[Rows from a figure dataset]
------------------------------------------------------------------------

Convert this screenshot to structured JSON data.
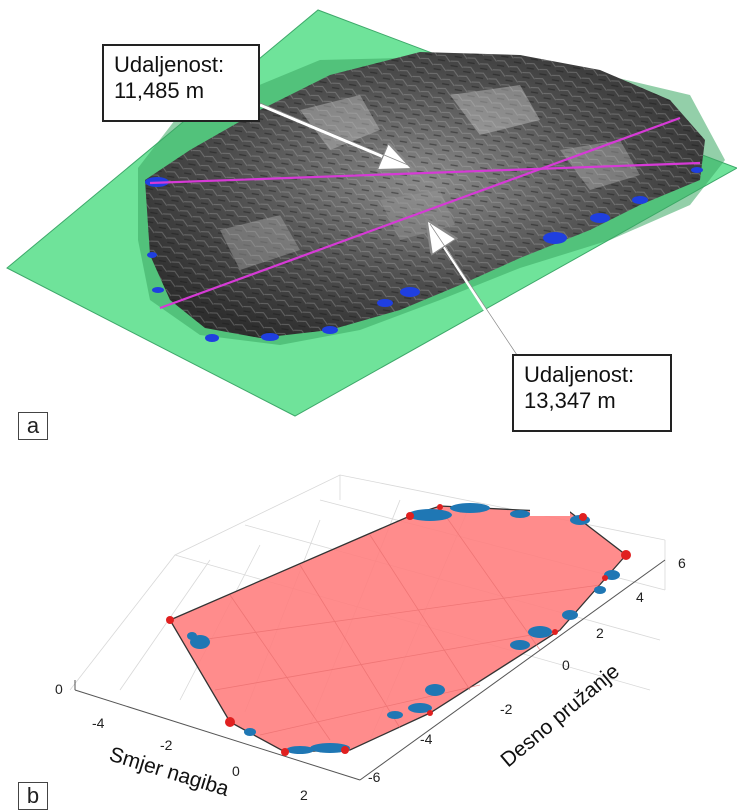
{
  "panel_a": {
    "label": "a",
    "callout_top": {
      "line1": "Udaljenost:",
      "line2": "11,485 m"
    },
    "callout_bottom": {
      "line1": "Udaljenost:",
      "line2": "13,347 m"
    }
  },
  "panel_b": {
    "label": "b",
    "x_axis_title": "Smjer nagiba",
    "y_axis_title": "Desno pružanje",
    "x_ticks": [
      "-4",
      "-2",
      "0",
      "2"
    ],
    "y_ticks": [
      "-6",
      "-4",
      "-2",
      "0",
      "2",
      "4",
      "6"
    ],
    "z_ticks": [
      "0"
    ]
  },
  "colors": {
    "plane": "#6fe39a",
    "rock": "#5a5a5a",
    "water": "#1f3fe0",
    "measure_line": "#d63ad6",
    "hull_fill": "#ff8080",
    "points": "#1f77b4",
    "vertex_marker": "#e02020"
  }
}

------------------------------------------------------------------------

The records above must be echoed exactly, minus their pictures.

Convert this screenshot to structured JSON data.
{
  "panel_a": {
    "label": "a",
    "callout_top": {
      "line1": "Udaljenost:",
      "line2": "11,485 m"
    },
    "callout_bottom": {
      "line1": "Udaljenost:",
      "line2": "13,347 m"
    }
  },
  "panel_b": {
    "label": "b",
    "x_axis_title": "Smjer nagiba",
    "y_axis_title": "Desno pružanje",
    "x_ticks": [
      "-4",
      "-2",
      "0",
      "2"
    ],
    "y_ticks": [
      "-6",
      "-4",
      "-2",
      "0",
      "2",
      "4",
      "6"
    ],
    "z_ticks": [
      "0"
    ]
  },
  "colors": {
    "plane": "#6fe39a",
    "rock": "#5a5a5a",
    "water": "#1f3fe0",
    "measure_line": "#d63ad6",
    "hull_fill": "#ff8080",
    "points": "#1f77b4",
    "vertex_marker": "#e02020"
  }
}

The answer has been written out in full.